| STATED GOAL |
Repeat the data verbatim.

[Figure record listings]
· · · · · · ·

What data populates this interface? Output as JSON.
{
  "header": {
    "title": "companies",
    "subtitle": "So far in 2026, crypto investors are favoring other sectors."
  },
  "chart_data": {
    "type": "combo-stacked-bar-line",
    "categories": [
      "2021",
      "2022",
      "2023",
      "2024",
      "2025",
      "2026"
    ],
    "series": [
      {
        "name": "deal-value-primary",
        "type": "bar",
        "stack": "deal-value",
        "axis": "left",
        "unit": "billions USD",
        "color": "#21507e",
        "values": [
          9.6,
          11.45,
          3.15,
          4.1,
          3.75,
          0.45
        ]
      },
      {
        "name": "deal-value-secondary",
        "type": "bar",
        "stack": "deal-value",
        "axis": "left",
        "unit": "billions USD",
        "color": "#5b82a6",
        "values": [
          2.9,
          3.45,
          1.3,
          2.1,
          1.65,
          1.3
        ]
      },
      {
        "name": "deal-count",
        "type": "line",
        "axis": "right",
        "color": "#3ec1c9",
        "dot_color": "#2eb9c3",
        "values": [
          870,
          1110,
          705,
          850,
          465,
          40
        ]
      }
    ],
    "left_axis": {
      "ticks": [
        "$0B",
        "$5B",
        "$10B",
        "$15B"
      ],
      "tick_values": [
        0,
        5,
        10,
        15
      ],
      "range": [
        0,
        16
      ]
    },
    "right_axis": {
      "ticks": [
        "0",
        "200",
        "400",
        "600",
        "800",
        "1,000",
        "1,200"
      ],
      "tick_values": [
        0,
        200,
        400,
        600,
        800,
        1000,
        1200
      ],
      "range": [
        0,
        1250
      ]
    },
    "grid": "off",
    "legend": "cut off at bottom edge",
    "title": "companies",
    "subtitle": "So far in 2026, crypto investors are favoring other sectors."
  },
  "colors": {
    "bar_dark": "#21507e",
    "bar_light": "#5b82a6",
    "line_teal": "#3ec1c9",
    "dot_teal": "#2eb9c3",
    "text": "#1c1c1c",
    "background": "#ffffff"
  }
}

· · · · · · ·

| SOLUTION TO THIS TASK |
What data populates this interface? Output as JSON.
{
  "header": {
    "title": "companies",
    "subtitle": "So far in 2026, crypto investors are favoring other sectors."
  },
  "chart_data": {
    "type": "combo-stacked-bar-line",
    "categories": [
      "2021",
      "2022",
      "2023",
      "2024",
      "2025",
      "2026"
    ],
    "series": [
      {
        "name": "deal-value-primary",
        "type": "bar",
        "stack": "deal-value",
        "axis": "left",
        "unit": "billions USD",
        "color": "#21507e",
        "values": [
          9.6,
          11.45,
          3.15,
          4.1,
          3.75,
          0.45
        ]
      },
      {
        "name": "deal-value-secondary",
        "type": "bar",
        "stack": "deal-value",
        "axis": "left",
        "unit": "billions USD",
        "color": "#5b82a6",
        "values": [
          2.9,
          3.45,
          1.3,
          2.1,
          1.65,
          1.3
        ]
      },
      {
        "name": "deal-count",
        "type": "line",
        "axis": "right",
        "color": "#3ec1c9",
        "dot_color": "#2eb9c3",
        "values": [
          870,
          1110,
          705,
          850,
          465,
          40
        ]
      }
    ],
    "left_axis": {
      "ticks": [
        "$0B",
        "$5B",
        "$10B",
        "$15B"
      ],
      "tick_values": [
        0,
        5,
        10,
        15
      ],
      "range": [
        0,
        16
      ]
    },
    "right_axis": {
      "ticks": [
        "0",
        "200",
        "400",
        "600",
        "800",
        "1,000",
        "1,200"
      ],
      "tick_values": [
        0,
        200,
        400,
        600,
        800,
        1000,
        1200
      ],
      "range": [
        0,
        1250
      ]
    },
    "grid": "off",
    "legend": "cut off at bottom edge",
    "title": "companies",
    "subtitle": "So far in 2026, crypto investors are favoring other sectors."
  },
  "colors": {
    "bar_dark": "#21507e",
    "bar_light": "#5b82a6",
    "line_teal": "#3ec1c9",
    "dot_teal": "#2eb9c3",
    "text": "#1c1c1c",
    "background": "#ffffff"
  }
}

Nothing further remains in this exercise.